** begin Material shown **

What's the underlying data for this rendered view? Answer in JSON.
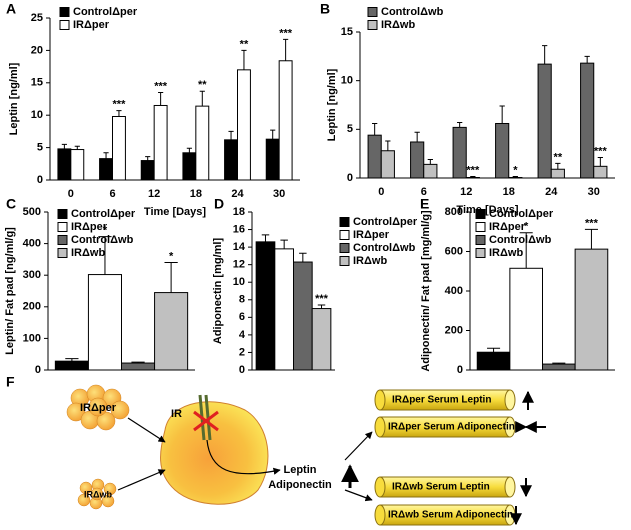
{
  "chart_data": [
    {
      "type": "bar",
      "label": "A",
      "ylabel": "Leptin [ng/ml]",
      "xlabel": "Time [Days]",
      "categories": [
        "0",
        "6",
        "12",
        "18",
        "24",
        "30"
      ],
      "series": [
        {
          "name": "ControlΔper",
          "color": "#000000",
          "values": [
            4.8,
            3.3,
            3.0,
            4.2,
            6.2,
            6.3
          ],
          "errors": [
            0.7,
            0.9,
            0.6,
            0.7,
            1.3,
            1.4
          ],
          "significance": [
            null,
            null,
            null,
            null,
            null,
            null
          ]
        },
        {
          "name": "IRΔper",
          "color": "#ffffff",
          "values": [
            4.7,
            9.8,
            11.5,
            11.4,
            17,
            18.4
          ],
          "errors": [
            0.5,
            0.9,
            2.0,
            2.3,
            3.0,
            3.3
          ],
          "significance": [
            null,
            "***",
            "***",
            "**",
            "**",
            "***"
          ]
        }
      ],
      "ylim": [
        0,
        25
      ],
      "yticks": [
        0,
        5,
        10,
        15,
        20,
        25
      ]
    },
    {
      "type": "bar",
      "label": "B",
      "ylabel": "Leptin [ng/ml]",
      "xlabel": "Time [Days]",
      "categories": [
        "0",
        "6",
        "12",
        "18",
        "24",
        "30"
      ],
      "series": [
        {
          "name": "ControlΔwb",
          "color": "#666666",
          "values": [
            4.4,
            3.7,
            5.2,
            5.6,
            11.7,
            11.8
          ],
          "errors": [
            1.2,
            1.0,
            0.5,
            1.8,
            1.9,
            0.7
          ],
          "significance": [
            null,
            null,
            null,
            null,
            null,
            null
          ]
        },
        {
          "name": "IRΔwb",
          "color": "#c0c0c0",
          "values": [
            2.8,
            1.4,
            0.05,
            0.05,
            0.9,
            1.2
          ],
          "errors": [
            1.0,
            0.5,
            0.1,
            0.1,
            0.6,
            0.9
          ],
          "significance": [
            null,
            null,
            "***",
            "*",
            "**",
            "***"
          ]
        }
      ],
      "ylim": [
        0,
        15
      ],
      "yticks": [
        0,
        5,
        10,
        15
      ]
    },
    {
      "type": "bar",
      "label": "C",
      "ylabel": "Leptin/ Fat pad [ng/ml/g]",
      "categories": [
        null
      ],
      "series": [
        {
          "name": "ControlΔper",
          "color": "#000000",
          "values": [
            28
          ],
          "errors": [
            8
          ],
          "significance": [
            null
          ]
        },
        {
          "name": "IRΔper",
          "color": "#ffffff",
          "values": [
            302
          ],
          "errors": [
            120
          ],
          "significance": [
            "*"
          ]
        },
        {
          "name": "ControlΔwb",
          "color": "#666666",
          "values": [
            22
          ],
          "errors": [
            3
          ],
          "significance": [
            null
          ]
        },
        {
          "name": "IRΔwb",
          "color": "#c0c0c0",
          "values": [
            245
          ],
          "errors": [
            95
          ],
          "significance": [
            "*"
          ]
        }
      ],
      "ylim": [
        0,
        500
      ],
      "yticks": [
        0,
        100,
        200,
        300,
        400,
        500
      ]
    },
    {
      "type": "bar",
      "label": "D",
      "ylabel": "Adiponectin [mg/ml]",
      "categories": [
        null
      ],
      "series": [
        {
          "name": "ControlΔper",
          "color": "#000000",
          "values": [
            14.6
          ],
          "errors": [
            0.8
          ],
          "significance": [
            null
          ]
        },
        {
          "name": "IRΔper",
          "color": "#ffffff",
          "values": [
            13.8
          ],
          "errors": [
            1.0
          ],
          "significance": [
            null
          ]
        },
        {
          "name": "ControlΔwb",
          "color": "#666666",
          "values": [
            12.3
          ],
          "errors": [
            1.0
          ],
          "significance": [
            null
          ]
        },
        {
          "name": "IRΔwb",
          "color": "#c0c0c0",
          "values": [
            7.0
          ],
          "errors": [
            0.4
          ],
          "significance": [
            "***"
          ]
        }
      ],
      "ylim": [
        0,
        18
      ],
      "yticks": [
        0,
        2,
        4,
        6,
        8,
        10,
        12,
        14,
        16,
        18
      ]
    },
    {
      "type": "bar",
      "label": "E",
      "ylabel": "Adiponectin/ Fat pad [mg/ml/g]",
      "categories": [
        null
      ],
      "series": [
        {
          "name": "ControlΔper",
          "color": "#000000",
          "values": [
            90
          ],
          "errors": [
            20
          ],
          "significance": [
            null
          ]
        },
        {
          "name": "IRΔper",
          "color": "#ffffff",
          "values": [
            515
          ],
          "errors": [
            180
          ],
          "significance": [
            "*"
          ]
        },
        {
          "name": "ControlΔwb",
          "color": "#666666",
          "values": [
            30
          ],
          "errors": [
            5
          ],
          "significance": [
            null
          ]
        },
        {
          "name": "IRΔwb",
          "color": "#c0c0c0",
          "values": [
            612
          ],
          "errors": [
            100
          ],
          "significance": [
            "***"
          ]
        }
      ],
      "ylim": [
        0,
        800
      ],
      "yticks": [
        0,
        200,
        400,
        600,
        800
      ]
    }
  ],
  "diagram": {
    "label": "F",
    "tissue_per": "IRΔper",
    "tissue_wb": "IRΔwb",
    "receptor": "IR",
    "hormones": [
      "Leptin",
      "Adiponectin"
    ],
    "outcomes": [
      "IRΔper Serum Leptin",
      "IRΔper Serum Adiponectin",
      "IRΔwb Serum Leptin",
      "IRΔwb Serum Adiponectin"
    ]
  }
}
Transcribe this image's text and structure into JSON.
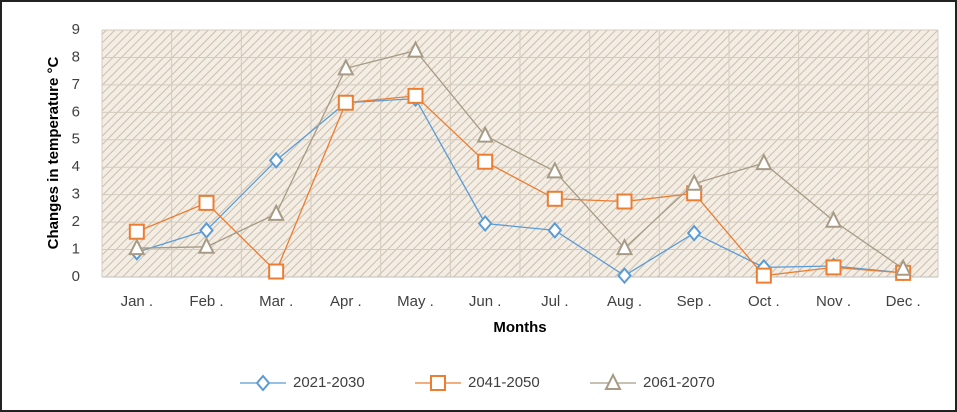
{
  "chart_data": {
    "type": "line",
    "x_label": "Months",
    "y_label": "Changes in temperature °C",
    "categories": [
      "Jan .",
      "Feb .",
      "Mar .",
      "Apr .",
      "May .",
      "Jun .",
      "Jul .",
      "Aug .",
      "Sep .",
      "Oct .",
      "Nov .",
      "Dec ."
    ],
    "series": [
      {
        "name": "2021-2030",
        "color": "#5b9bd5",
        "marker": "diamond",
        "values": [
          0.9,
          1.7,
          4.25,
          6.35,
          6.5,
          1.95,
          1.7,
          0.05,
          1.6,
          0.35,
          0.4,
          0.15
        ]
      },
      {
        "name": "2041-2050",
        "color": "#ed7d31",
        "marker": "square",
        "values": [
          1.65,
          2.7,
          0.2,
          6.35,
          6.6,
          4.2,
          2.85,
          2.75,
          3.05,
          0.05,
          0.35,
          0.15
        ]
      },
      {
        "name": "2061-2070",
        "color": "#a89b85",
        "marker": "triangle",
        "values": [
          1.05,
          1.1,
          2.3,
          7.6,
          8.25,
          5.15,
          3.85,
          1.05,
          3.4,
          4.15,
          2.05,
          0.3
        ]
      }
    ],
    "ylim": [
      0,
      9
    ],
    "yticks": [
      0,
      1,
      2,
      3,
      4,
      5,
      6,
      7,
      8,
      9
    ],
    "grid": true,
    "legend": "bottom"
  }
}
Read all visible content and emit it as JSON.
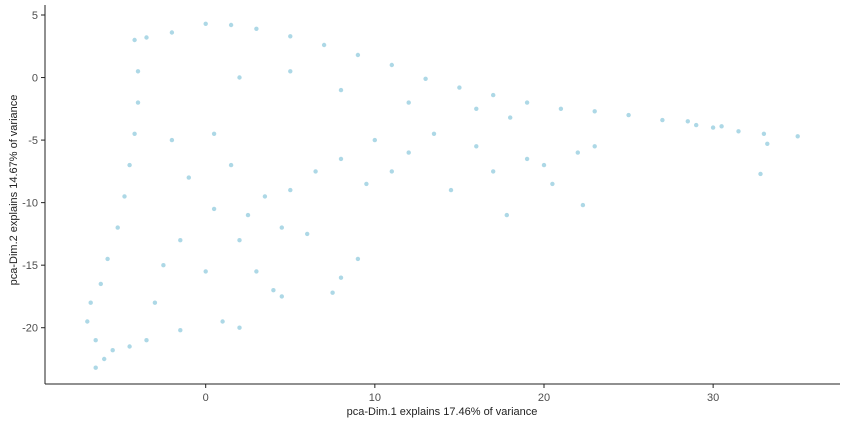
{
  "chart_data": {
    "type": "scatter",
    "title": "",
    "xlabel": "pca-Dim.1 explains 17.46% of variance",
    "ylabel": "pca-Dim.2 explains 14.67% of variance",
    "xlim": [
      -9.5,
      37.5
    ],
    "ylim": [
      -24.5,
      5.8
    ],
    "x_ticks": [
      0,
      10,
      20,
      30
    ],
    "x_tick_labels": [
      "0",
      "10",
      "20",
      "30"
    ],
    "y_ticks": [
      5,
      0,
      -5,
      -10,
      -15,
      -20
    ],
    "y_tick_labels": [
      "5",
      "0",
      "-5",
      "-10",
      "-15",
      "-20"
    ],
    "grid": false,
    "legend": "none",
    "point_color": "#ADD8E6",
    "series": [
      {
        "points": [
          [
            -7.0,
            -19.5
          ],
          [
            -6.5,
            -21.0
          ],
          [
            -6.0,
            -22.5
          ],
          [
            -6.5,
            -23.2
          ],
          [
            -5.5,
            -21.8
          ],
          [
            -4.5,
            -21.5
          ],
          [
            -6.8,
            -18.0
          ],
          [
            -6.2,
            -16.5
          ],
          [
            -5.8,
            -14.5
          ],
          [
            -5.2,
            -12.0
          ],
          [
            -4.8,
            -9.5
          ],
          [
            -4.5,
            -7.0
          ],
          [
            -4.2,
            -4.5
          ],
          [
            -4.0,
            -2.0
          ],
          [
            -4.0,
            0.5
          ],
          [
            -4.2,
            3.0
          ],
          [
            -3.5,
            3.2
          ],
          [
            -2.0,
            3.6
          ],
          [
            0.0,
            4.3
          ],
          [
            1.5,
            4.2
          ],
          [
            3.0,
            3.9
          ],
          [
            5.0,
            3.3
          ],
          [
            7.0,
            2.6
          ],
          [
            9.0,
            1.8
          ],
          [
            11.0,
            1.0
          ],
          [
            13.0,
            -0.1
          ],
          [
            15.0,
            -0.8
          ],
          [
            17.0,
            -1.4
          ],
          [
            19.0,
            -2.0
          ],
          [
            21.0,
            -2.5
          ],
          [
            23.0,
            -2.7
          ],
          [
            25.0,
            -3.0
          ],
          [
            27.0,
            -3.4
          ],
          [
            29.0,
            -3.8
          ],
          [
            30.5,
            -3.9
          ],
          [
            31.5,
            -4.3
          ],
          [
            33.0,
            -4.5
          ],
          [
            35.0,
            -4.7
          ],
          [
            32.8,
            -7.7
          ],
          [
            33.2,
            -5.3
          ],
          [
            30.0,
            -4.0
          ],
          [
            28.5,
            -3.5
          ],
          [
            -2.0,
            -5.0
          ],
          [
            -1.0,
            -8.0
          ],
          [
            0.5,
            -10.5
          ],
          [
            2.0,
            -13.0
          ],
          [
            3.0,
            -15.5
          ],
          [
            4.0,
            -17.0
          ],
          [
            4.5,
            -17.5
          ],
          [
            1.0,
            -19.5
          ],
          [
            -1.5,
            -20.2
          ],
          [
            2.0,
            -20.0
          ],
          [
            -3.5,
            -21.0
          ],
          [
            -3.0,
            -18.0
          ],
          [
            -2.5,
            -15.0
          ],
          [
            -1.5,
            -13.0
          ],
          [
            0.0,
            -15.5
          ],
          [
            2.5,
            -11.0
          ],
          [
            5.0,
            -9.0
          ],
          [
            6.5,
            -7.5
          ],
          [
            8.0,
            -6.5
          ],
          [
            9.5,
            -8.5
          ],
          [
            10.0,
            -5.0
          ],
          [
            11.0,
            -7.5
          ],
          [
            12.0,
            -6.0
          ],
          [
            13.5,
            -4.5
          ],
          [
            14.5,
            -9.0
          ],
          [
            16.0,
            -5.5
          ],
          [
            17.0,
            -7.5
          ],
          [
            17.8,
            -11.0
          ],
          [
            19.0,
            -6.5
          ],
          [
            20.0,
            -7.0
          ],
          [
            20.5,
            -8.5
          ],
          [
            22.0,
            -6.0
          ],
          [
            22.3,
            -10.2
          ],
          [
            23.0,
            -5.5
          ],
          [
            9.0,
            -14.5
          ],
          [
            8.0,
            -16.0
          ],
          [
            7.5,
            -17.2
          ],
          [
            6.0,
            -12.5
          ],
          [
            4.5,
            -12.0
          ],
          [
            3.5,
            -9.5
          ],
          [
            1.5,
            -7.0
          ],
          [
            0.5,
            -4.5
          ],
          [
            2.0,
            0.0
          ],
          [
            5.0,
            0.5
          ],
          [
            8.0,
            -1.0
          ],
          [
            12.0,
            -2.0
          ],
          [
            16.0,
            -2.5
          ],
          [
            18.0,
            -3.2
          ]
        ]
      }
    ]
  }
}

** end Material shown **

* Challenge:
Report back each line of the entries that holds the string "Leptin".

* Solution to the exercise:
      "ylabel": "Leptin [ng/ml]",
      "ylabel": "Leptin [ng/ml]",
      "ylabel": "Leptin/ Fat pad [ng/ml/g]",
      "Leptin",
      "IRΔper Serum Leptin",
      "IRΔwb Serum Leptin",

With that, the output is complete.